**Dataset excerpts:**
——————

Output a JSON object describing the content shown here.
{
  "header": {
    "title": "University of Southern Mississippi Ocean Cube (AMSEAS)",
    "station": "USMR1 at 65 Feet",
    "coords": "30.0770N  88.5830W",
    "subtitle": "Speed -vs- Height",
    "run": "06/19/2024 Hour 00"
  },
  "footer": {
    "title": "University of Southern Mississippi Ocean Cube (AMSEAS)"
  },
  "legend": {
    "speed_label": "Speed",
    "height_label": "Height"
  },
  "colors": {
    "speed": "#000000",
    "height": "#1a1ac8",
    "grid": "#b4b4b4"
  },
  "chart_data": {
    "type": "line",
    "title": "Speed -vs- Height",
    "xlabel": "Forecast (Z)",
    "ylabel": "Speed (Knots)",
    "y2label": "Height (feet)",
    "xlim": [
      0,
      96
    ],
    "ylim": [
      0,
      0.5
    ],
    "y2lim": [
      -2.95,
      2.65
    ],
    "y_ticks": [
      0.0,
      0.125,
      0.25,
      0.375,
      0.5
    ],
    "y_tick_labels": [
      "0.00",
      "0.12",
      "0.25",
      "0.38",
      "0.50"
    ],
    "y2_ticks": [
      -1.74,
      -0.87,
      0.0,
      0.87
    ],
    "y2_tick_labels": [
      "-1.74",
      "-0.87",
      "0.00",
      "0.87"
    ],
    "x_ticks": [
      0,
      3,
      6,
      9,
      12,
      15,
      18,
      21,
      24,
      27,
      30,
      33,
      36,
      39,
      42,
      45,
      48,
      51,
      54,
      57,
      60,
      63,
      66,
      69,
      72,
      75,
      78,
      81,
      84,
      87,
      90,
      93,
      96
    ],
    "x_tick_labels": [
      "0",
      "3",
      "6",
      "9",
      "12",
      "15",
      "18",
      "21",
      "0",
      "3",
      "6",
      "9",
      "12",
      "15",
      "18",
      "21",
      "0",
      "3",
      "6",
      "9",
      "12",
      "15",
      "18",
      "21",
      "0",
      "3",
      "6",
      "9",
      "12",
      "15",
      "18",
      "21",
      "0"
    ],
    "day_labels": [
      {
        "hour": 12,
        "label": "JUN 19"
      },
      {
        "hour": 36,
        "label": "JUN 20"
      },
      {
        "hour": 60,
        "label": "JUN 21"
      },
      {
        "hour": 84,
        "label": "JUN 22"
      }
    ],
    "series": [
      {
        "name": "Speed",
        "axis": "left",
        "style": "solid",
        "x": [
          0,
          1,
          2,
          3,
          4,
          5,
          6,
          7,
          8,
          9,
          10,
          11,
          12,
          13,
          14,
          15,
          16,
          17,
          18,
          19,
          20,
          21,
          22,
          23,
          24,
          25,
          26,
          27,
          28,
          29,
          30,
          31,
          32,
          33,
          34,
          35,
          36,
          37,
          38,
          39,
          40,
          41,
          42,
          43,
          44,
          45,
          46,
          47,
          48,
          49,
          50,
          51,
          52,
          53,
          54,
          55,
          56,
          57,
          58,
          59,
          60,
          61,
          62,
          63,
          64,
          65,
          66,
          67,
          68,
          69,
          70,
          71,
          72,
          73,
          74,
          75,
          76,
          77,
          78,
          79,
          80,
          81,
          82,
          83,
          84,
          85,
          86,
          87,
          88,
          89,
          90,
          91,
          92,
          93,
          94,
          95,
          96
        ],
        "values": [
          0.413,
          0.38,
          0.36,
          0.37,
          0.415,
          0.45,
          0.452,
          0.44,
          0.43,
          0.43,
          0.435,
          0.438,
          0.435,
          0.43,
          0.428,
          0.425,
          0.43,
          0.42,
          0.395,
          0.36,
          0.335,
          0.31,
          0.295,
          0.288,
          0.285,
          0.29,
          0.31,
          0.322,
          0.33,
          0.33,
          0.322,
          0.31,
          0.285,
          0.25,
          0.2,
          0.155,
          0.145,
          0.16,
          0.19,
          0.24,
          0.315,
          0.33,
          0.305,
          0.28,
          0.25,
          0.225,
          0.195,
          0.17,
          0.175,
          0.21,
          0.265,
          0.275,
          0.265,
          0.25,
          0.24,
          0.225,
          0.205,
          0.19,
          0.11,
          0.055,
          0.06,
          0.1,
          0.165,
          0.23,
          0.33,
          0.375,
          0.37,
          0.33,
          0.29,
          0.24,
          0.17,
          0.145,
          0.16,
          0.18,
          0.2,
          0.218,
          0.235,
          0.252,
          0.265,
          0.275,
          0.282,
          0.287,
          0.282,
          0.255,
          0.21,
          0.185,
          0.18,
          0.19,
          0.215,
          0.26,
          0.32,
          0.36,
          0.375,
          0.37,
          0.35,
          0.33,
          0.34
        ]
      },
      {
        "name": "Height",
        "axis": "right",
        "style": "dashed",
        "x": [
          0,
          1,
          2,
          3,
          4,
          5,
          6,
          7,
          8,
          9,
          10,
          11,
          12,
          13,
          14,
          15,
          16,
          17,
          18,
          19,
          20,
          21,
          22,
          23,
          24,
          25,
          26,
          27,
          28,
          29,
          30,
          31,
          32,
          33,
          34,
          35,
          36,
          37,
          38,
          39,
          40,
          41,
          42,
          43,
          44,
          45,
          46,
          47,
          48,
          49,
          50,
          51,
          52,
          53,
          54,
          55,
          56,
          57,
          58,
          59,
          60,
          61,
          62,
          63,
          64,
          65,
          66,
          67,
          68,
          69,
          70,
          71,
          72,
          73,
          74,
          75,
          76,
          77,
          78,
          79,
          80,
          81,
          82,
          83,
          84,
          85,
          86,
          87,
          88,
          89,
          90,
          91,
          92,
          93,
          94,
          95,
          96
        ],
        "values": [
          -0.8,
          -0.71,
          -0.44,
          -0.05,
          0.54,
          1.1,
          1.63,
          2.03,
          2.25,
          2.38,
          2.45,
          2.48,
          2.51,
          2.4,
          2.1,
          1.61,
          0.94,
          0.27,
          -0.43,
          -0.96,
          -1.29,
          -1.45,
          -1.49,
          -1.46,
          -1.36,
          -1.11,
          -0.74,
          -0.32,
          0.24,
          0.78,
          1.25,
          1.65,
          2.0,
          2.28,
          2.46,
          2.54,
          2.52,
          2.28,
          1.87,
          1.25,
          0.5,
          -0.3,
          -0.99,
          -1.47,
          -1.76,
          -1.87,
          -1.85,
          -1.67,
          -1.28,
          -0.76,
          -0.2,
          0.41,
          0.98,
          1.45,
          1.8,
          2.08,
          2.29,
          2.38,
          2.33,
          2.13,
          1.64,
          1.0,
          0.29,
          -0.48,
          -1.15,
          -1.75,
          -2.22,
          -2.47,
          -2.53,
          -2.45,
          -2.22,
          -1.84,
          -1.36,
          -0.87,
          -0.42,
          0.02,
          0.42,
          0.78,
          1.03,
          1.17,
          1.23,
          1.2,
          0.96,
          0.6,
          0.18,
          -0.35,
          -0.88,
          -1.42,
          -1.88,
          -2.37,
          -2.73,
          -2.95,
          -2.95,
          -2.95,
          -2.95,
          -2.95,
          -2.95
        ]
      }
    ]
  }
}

——————

**Stated goal:** Go through the entries and repeat each one exactly.

**Right answer:**
Output a JSON object describing the content shown here.
{
  "header": {
    "title": "University of Southern Mississippi Ocean Cube (AMSEAS)",
    "station": "USMR1 at 65 Feet",
    "coords": "30.0770N  88.5830W",
    "subtitle": "Speed -vs- Height",
    "run": "06/19/2024 Hour 00"
  },
  "footer": {
    "title": "University of Southern Mississippi Ocean Cube (AMSEAS)"
  },
  "legend": {
    "speed_label": "Speed",
    "height_label": "Height"
  },
  "colors": {
    "speed": "#000000",
    "height": "#1a1ac8",
    "grid": "#b4b4b4"
  },
  "chart_data": {
    "type": "line",
    "title": "Speed -vs- Height",
    "xlabel": "Forecast (Z)",
    "ylabel": "Speed (Knots)",
    "y2label": "Height (feet)",
    "xlim": [
      0,
      96
    ],
    "ylim": [
      0,
      0.5
    ],
    "y2lim": [
      -2.95,
      2.65
    ],
    "y_ticks": [
      0.0,
      0.125,
      0.25,
      0.375,
      0.5
    ],
    "y_tick_labels": [
      "0.00",
      "0.12",
      "0.25",
      "0.38",
      "0.50"
    ],
    "y2_ticks": [
      -1.74,
      -0.87,
      0.0,
      0.87
    ],
    "y2_tick_labels": [
      "-1.74",
      "-0.87",
      "0.00",
      "0.87"
    ],
    "x_ticks": [
      0,
      3,
      6,
      9,
      12,
      15,
      18,
      21,
      24,
      27,
      30,
      33,
      36,
      39,
      42,
      45,
      48,
      51,
      54,
      57,
      60,
      63,
      66,
      69,
      72,
      75,
      78,
      81,
      84,
      87,
      90,
      93,
      96
    ],
    "x_tick_labels": [
      "0",
      "3",
      "6",
      "9",
      "12",
      "15",
      "18",
      "21",
      "0",
      "3",
      "6",
      "9",
      "12",
      "15",
      "18",
      "21",
      "0",
      "3",
      "6",
      "9",
      "12",
      "15",
      "18",
      "21",
      "0",
      "3",
      "6",
      "9",
      "12",
      "15",
      "18",
      "21",
      "0"
    ],
    "day_labels": [
      {
        "hour": 12,
        "label": "JUN 19"
      },
      {
        "hour": 36,
        "label": "JUN 20"
      },
      {
        "hour": 60,
        "label": "JUN 21"
      },
      {
        "hour": 84,
        "label": "JUN 22"
      }
    ],
    "series": [
      {
        "name": "Speed",
        "axis": "left",
        "style": "solid",
        "x": [
          0,
          1,
          2,
          3,
          4,
          5,
          6,
          7,
          8,
          9,
          10,
          11,
          12,
          13,
          14,
          15,
          16,
          17,
          18,
          19,
          20,
          21,
          22,
          23,
          24,
          25,
          26,
          27,
          28,
          29,
          30,
          31,
          32,
          33,
          34,
          35,
          36,
          37,
          38,
          39,
          40,
          41,
          42,
          43,
          44,
          45,
          46,
          47,
          48,
          49,
          50,
          51,
          52,
          53,
          54,
          55,
          56,
          57,
          58,
          59,
          60,
          61,
          62,
          63,
          64,
          65,
          66,
          67,
          68,
          69,
          70,
          71,
          72,
          73,
          74,
          75,
          76,
          77,
          78,
          79,
          80,
          81,
          82,
          83,
          84,
          85,
          86,
          87,
          88,
          89,
          90,
          91,
          92,
          93,
          94,
          95,
          96
        ],
        "values": [
          0.413,
          0.38,
          0.36,
          0.37,
          0.415,
          0.45,
          0.452,
          0.44,
          0.43,
          0.43,
          0.435,
          0.438,
          0.435,
          0.43,
          0.428,
          0.425,
          0.43,
          0.42,
          0.395,
          0.36,
          0.335,
          0.31,
          0.295,
          0.288,
          0.285,
          0.29,
          0.31,
          0.322,
          0.33,
          0.33,
          0.322,
          0.31,
          0.285,
          0.25,
          0.2,
          0.155,
          0.145,
          0.16,
          0.19,
          0.24,
          0.315,
          0.33,
          0.305,
          0.28,
          0.25,
          0.225,
          0.195,
          0.17,
          0.175,
          0.21,
          0.265,
          0.275,
          0.265,
          0.25,
          0.24,
          0.225,
          0.205,
          0.19,
          0.11,
          0.055,
          0.06,
          0.1,
          0.165,
          0.23,
          0.33,
          0.375,
          0.37,
          0.33,
          0.29,
          0.24,
          0.17,
          0.145,
          0.16,
          0.18,
          0.2,
          0.218,
          0.235,
          0.252,
          0.265,
          0.275,
          0.282,
          0.287,
          0.282,
          0.255,
          0.21,
          0.185,
          0.18,
          0.19,
          0.215,
          0.26,
          0.32,
          0.36,
          0.375,
          0.37,
          0.35,
          0.33,
          0.34
        ]
      },
      {
        "name": "Height",
        "axis": "right",
        "style": "dashed",
        "x": [
          0,
          1,
          2,
          3,
          4,
          5,
          6,
          7,
          8,
          9,
          10,
          11,
          12,
          13,
          14,
          15,
          16,
          17,
          18,
          19,
          20,
          21,
          22,
          23,
          24,
          25,
          26,
          27,
          28,
          29,
          30,
          31,
          32,
          33,
          34,
          35,
          36,
          37,
          38,
          39,
          40,
          41,
          42,
          43,
          44,
          45,
          46,
          47,
          48,
          49,
          50,
          51,
          52,
          53,
          54,
          55,
          56,
          57,
          58,
          59,
          60,
          61,
          62,
          63,
          64,
          65,
          66,
          67,
          68,
          69,
          70,
          71,
          72,
          73,
          74,
          75,
          76,
          77,
          78,
          79,
          80,
          81,
          82,
          83,
          84,
          85,
          86,
          87,
          88,
          89,
          90,
          91,
          92,
          93,
          94,
          95,
          96
        ],
        "values": [
          -0.8,
          -0.71,
          -0.44,
          -0.05,
          0.54,
          1.1,
          1.63,
          2.03,
          2.25,
          2.38,
          2.45,
          2.48,
          2.51,
          2.4,
          2.1,
          1.61,
          0.94,
          0.27,
          -0.43,
          -0.96,
          -1.29,
          -1.45,
          -1.49,
          -1.46,
          -1.36,
          -1.11,
          -0.74,
          -0.32,
          0.24,
          0.78,
          1.25,
          1.65,
          2.0,
          2.28,
          2.46,
          2.54,
          2.52,
          2.28,
          1.87,
          1.25,
          0.5,
          -0.3,
          -0.99,
          -1.47,
          -1.76,
          -1.87,
          -1.85,
          -1.67,
          -1.28,
          -0.76,
          -0.2,
          0.41,
          0.98,
          1.45,
          1.8,
          2.08,
          2.29,
          2.38,
          2.33,
          2.13,
          1.64,
          1.0,
          0.29,
          -0.48,
          -1.15,
          -1.75,
          -2.22,
          -2.47,
          -2.53,
          -2.45,
          -2.22,
          -1.84,
          -1.36,
          -0.87,
          -0.42,
          0.02,
          0.42,
          0.78,
          1.03,
          1.17,
          1.23,
          1.2,
          0.96,
          0.6,
          0.18,
          -0.35,
          -0.88,
          -1.42,
          -1.88,
          -2.37,
          -2.73,
          -2.95,
          -2.95,
          -2.95,
          -2.95,
          -2.95,
          -2.95
        ]
      }
    ]
  }
}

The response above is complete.